**DESCRIPTION OF THE TASK:** Rewrite the lines from the start of the records through the line holding "logo-name: BIBLIO [48,50,181,92]", inclusive, substituting "Mon profil" for "Mon compte" and leaving everything else unchanged. Give only those lines.

**INPUT ROWS:**
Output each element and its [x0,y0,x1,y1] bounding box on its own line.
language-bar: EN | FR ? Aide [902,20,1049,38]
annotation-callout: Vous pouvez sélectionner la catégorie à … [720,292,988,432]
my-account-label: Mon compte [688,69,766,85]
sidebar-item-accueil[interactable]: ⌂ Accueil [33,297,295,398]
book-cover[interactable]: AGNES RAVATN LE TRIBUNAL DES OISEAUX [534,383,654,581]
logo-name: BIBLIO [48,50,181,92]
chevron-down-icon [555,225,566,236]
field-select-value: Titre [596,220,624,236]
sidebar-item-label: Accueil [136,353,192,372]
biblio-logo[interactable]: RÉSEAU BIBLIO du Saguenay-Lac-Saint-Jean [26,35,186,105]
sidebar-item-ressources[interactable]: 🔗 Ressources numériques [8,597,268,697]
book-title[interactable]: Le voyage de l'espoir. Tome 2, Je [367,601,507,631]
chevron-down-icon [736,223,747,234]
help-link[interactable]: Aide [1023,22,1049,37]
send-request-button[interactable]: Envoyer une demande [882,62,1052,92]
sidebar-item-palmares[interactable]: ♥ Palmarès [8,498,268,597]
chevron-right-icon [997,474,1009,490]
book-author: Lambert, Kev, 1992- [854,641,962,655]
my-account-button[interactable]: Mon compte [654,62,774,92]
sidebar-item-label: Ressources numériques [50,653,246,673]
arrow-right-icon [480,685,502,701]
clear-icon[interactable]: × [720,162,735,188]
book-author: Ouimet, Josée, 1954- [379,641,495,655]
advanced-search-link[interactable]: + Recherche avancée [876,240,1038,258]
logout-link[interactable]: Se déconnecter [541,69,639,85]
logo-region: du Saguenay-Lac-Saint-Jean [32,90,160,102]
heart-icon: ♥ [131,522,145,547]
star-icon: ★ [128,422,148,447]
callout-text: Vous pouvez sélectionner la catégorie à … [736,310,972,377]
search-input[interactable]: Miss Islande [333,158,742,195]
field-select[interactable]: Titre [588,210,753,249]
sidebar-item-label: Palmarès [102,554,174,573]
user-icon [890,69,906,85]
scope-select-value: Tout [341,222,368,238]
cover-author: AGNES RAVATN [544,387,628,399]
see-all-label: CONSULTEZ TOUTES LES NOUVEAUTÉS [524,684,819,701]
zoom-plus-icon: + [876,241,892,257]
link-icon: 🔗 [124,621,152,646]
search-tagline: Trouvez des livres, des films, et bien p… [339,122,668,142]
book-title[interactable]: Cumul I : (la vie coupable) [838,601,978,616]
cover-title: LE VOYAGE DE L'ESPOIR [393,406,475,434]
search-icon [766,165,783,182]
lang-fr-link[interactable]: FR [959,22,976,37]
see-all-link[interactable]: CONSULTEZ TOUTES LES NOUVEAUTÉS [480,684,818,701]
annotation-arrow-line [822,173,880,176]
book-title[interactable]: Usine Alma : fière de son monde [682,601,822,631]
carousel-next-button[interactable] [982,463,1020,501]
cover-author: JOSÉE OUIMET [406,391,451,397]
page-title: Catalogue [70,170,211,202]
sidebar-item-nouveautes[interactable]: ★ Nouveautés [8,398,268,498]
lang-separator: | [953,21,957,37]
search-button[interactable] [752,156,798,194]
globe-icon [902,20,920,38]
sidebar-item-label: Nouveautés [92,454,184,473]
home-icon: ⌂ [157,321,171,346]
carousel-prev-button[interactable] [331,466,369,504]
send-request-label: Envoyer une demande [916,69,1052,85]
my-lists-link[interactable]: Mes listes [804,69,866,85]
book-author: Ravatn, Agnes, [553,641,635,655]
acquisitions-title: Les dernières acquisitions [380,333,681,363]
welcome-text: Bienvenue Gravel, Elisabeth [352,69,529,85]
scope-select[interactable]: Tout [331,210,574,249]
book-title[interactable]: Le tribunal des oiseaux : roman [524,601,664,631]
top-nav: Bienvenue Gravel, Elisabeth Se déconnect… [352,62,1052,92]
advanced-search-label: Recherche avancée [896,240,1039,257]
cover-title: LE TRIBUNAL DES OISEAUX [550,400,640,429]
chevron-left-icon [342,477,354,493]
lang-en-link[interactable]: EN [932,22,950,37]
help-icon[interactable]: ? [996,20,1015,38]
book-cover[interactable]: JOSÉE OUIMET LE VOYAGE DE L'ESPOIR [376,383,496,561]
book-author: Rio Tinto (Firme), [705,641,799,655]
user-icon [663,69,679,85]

**CORRECT ANSWER:**
Output each element and its [x0,y0,x1,y1] bounding box on its own line.
language-bar: EN | FR ? Aide [902,20,1049,38]
annotation-callout: Vous pouvez sélectionner la catégorie à … [720,292,988,432]
my-account-label: Mon profil [688,69,766,85]
sidebar-item-accueil[interactable]: ⌂ Accueil [33,297,295,398]
book-cover[interactable]: AGNES RAVATN LE TRIBUNAL DES OISEAUX [534,383,654,581]
logo-name: BIBLIO [48,50,181,92]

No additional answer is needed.